**Written request a**
Answer these questions from the article about the GenZ Project art exhibit:
(i) At which university did Burlini attend a GenZ workshop?
(ii) Through what date is the exhibit on display at the library?
(iii) In which three media did the artists work?

By Lucy Lazarony
A current exhibit of artwork at the Delray Beach Public Library is the product of an effort by a local group of Holocaust survivor relatives to bear witness to one of the defining tragedies of the 20th century.
The GenZ Project, an endeavor by Boynton Beach-based NextGenerations.org, connects college students with survivors of the Holocaust to create pieces of art inspired by the memories and stories of those who lived through the anti-Jewish persecutions of World War II.
Sylvia Kahana, who is the daughter of two Holocaust survivors, reached out to Christopher Burlini of Burlini Studios in Boca Raton to become involved with the GenZ Project.
“I didn’t hesitate,” Burlini says, and as part of his involvement, attended a GenZ workshop at Nova Southeastern University.
“That was my first experience listening to a Holocaust survivor. I was beyond moved. That was really amazing and eye-opening,” he says.
Burlini encouraged college students to come and create their story expressions at his studio for free. “These aren’t artists. These are kids with a passion,” he says.
He also encouraged his own students to create their own works of art with Jewish and Holocaust themes. “You can paint whatever you want,” Burlini told his students. “We’re looking for hope on the other side and change.”
The result is a moving 50-piece exhibit on display through March 13 at the library. Artists worked in oil, acrylic and watercolor to create artworks with titles such as Left Behind, To Life and Dreams of Tomorrow.
Bea Doom Merena’s beatific oil painting of a young girl asks, Because I Survived What Did I Become?

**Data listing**
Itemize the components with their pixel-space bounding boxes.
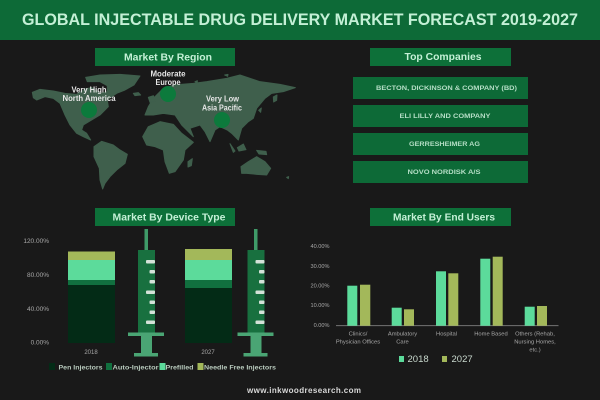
map: eastern hemisphere <box>143 74 295 179</box>
category labels: end users chart: Ambulatory <box>388 332 417 338</box>
bars: others <box>525 306 547 326</box>
heading: top companies: Top Companies <box>404 52 482 63</box>
map: islands <box>195 74 289 179</box>
category labels: end users chart: Care <box>396 340 409 346</box>
category labels: end users chart: Hospital <box>436 332 457 338</box>
website footer: www.inkwoodresearch.com <box>246 386 361 395</box>
company: Eli Lilly <box>353 105 528 127</box>
heading: market by end users: Market By End Users <box>393 212 495 224</box>
y axis labels: device chart <box>23 238 49 346</box>
map: south america <box>94 141 127 189</box>
y axis labels: end users chart <box>311 244 330 329</box>
title banner <box>0 0 600 40</box>
map: british isles <box>148 96 156 102</box>
bars: hospital <box>436 271 458 326</box>
category labels: end users chart: etc.) <box>529 348 541 354</box>
stacked bar: 2018: 2018 <box>84 350 98 356</box>
marker: north america <box>81 102 97 118</box>
label: europe: Europe <box>156 78 181 87</box>
company: BD: BECTON, DICKINSON & COMPANY (BD) <box>376 85 517 92</box>
heading: top companies <box>370 48 511 66</box>
company: Gerresheimer: GERRESHEIMER AG <box>409 141 480 148</box>
label: north america <box>62 86 116 103</box>
map: eurasia <box>145 75 295 142</box>
legend: end users <box>399 354 473 365</box>
stacked bar: 2027 <box>185 249 232 356</box>
legend: device type: Needle Free Injectors <box>204 364 276 372</box>
marker: europe <box>160 86 176 102</box>
map: iceland-greenland fragment <box>133 93 141 96</box>
world map <box>32 74 295 189</box>
category labels: end users chart: Nursing Homes, <box>514 340 556 346</box>
marker: asia pacific <box>214 112 230 128</box>
category labels: end users chart: Home Based <box>474 332 508 338</box>
company list <box>353 77 528 183</box>
y axis labels: device chart: 120.00% <box>23 238 49 245</box>
y axis labels: end users chart: 30.00% <box>311 264 330 270</box>
heading: market by device type <box>95 208 235 226</box>
title banner: GLOBAL INJECTABLE DRUG DELIVERY MARKET FORECAST 2019-2027 <box>22 10 578 29</box>
category labels: end users chart: Clinics/ <box>349 332 368 338</box>
icon: syringe 2018 <box>128 229 164 356</box>
category labels: end users chart: Physician Offices <box>336 340 380 346</box>
map: americas <box>32 74 141 189</box>
category labels: end users chart <box>336 332 556 354</box>
category labels: end users chart: Others (Rehab, <box>515 332 555 338</box>
legend: device type: Pen Injectors <box>58 364 103 372</box>
y axis labels: device chart: 80.00% <box>27 272 49 279</box>
label: europe <box>150 70 186 87</box>
label: asia pacific: Asia Pacific <box>202 103 242 112</box>
legend: end users: 2027 <box>452 354 473 365</box>
legend: device type: Prefilled <box>166 364 194 372</box>
y axis labels: end users chart: 10.00% <box>311 303 330 309</box>
label: asia pacific: Very Low <box>206 95 240 104</box>
y axis labels: device chart: 40.00% <box>27 306 49 313</box>
bars: clinics <box>347 285 370 326</box>
label: asia pacific <box>202 95 242 112</box>
y axis labels: end users chart: 40.00% <box>311 244 330 250</box>
bar chart: end users <box>336 257 558 326</box>
label: north america: Very High <box>72 86 107 94</box>
map: australia <box>241 157 271 175</box>
heading: market by region: Market By Region <box>124 52 212 64</box>
company: BD <box>353 77 528 99</box>
map: north america <box>32 74 140 140</box>
bars: ambulatory care <box>392 308 414 326</box>
company: Eli Lilly: ELI LILLY AND COMPANY <box>400 113 491 120</box>
label: north america: North America <box>62 94 116 103</box>
company: Gerresheimer <box>353 133 528 155</box>
stacked bar: 2018 <box>68 252 115 356</box>
icon: syringe 2027 <box>238 229 274 356</box>
legend: device type <box>49 363 276 372</box>
y axis labels: end users chart: 20.00% <box>311 284 330 290</box>
label: europe: Moderate <box>150 70 186 78</box>
company: Novo Nordisk <box>353 161 528 183</box>
markers and labels: regions <box>62 70 242 128</box>
y axis labels: end users chart: 0.00% <box>314 323 330 329</box>
heading: market by end users <box>370 208 511 226</box>
map: africa <box>143 122 193 173</box>
stacked bar: 2027: 2027 <box>201 350 215 356</box>
company: Novo Nordisk: NOVO NORDISK A/S <box>408 169 481 176</box>
heading: market by region <box>95 48 235 66</box>
bars: home based <box>480 257 503 326</box>
y axis labels: device chart: 0.00% <box>31 340 49 346</box>
heading: market by device type: Market By Device Type <box>112 212 226 224</box>
legend: device type: Auto-Injector <box>112 364 159 372</box>
map: madagascar <box>188 159 192 167</box>
legend: end users: 2018 <box>408 354 429 365</box>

**Written request b**
Count the lines of the records that contain the string "bars", matching case exactly, and reply with only that number.

**Correct answer a**
(i) Nova Southeastern University
(ii) March 13
(iii) Oil, acrylic and watercolor

**Correct answer b**
5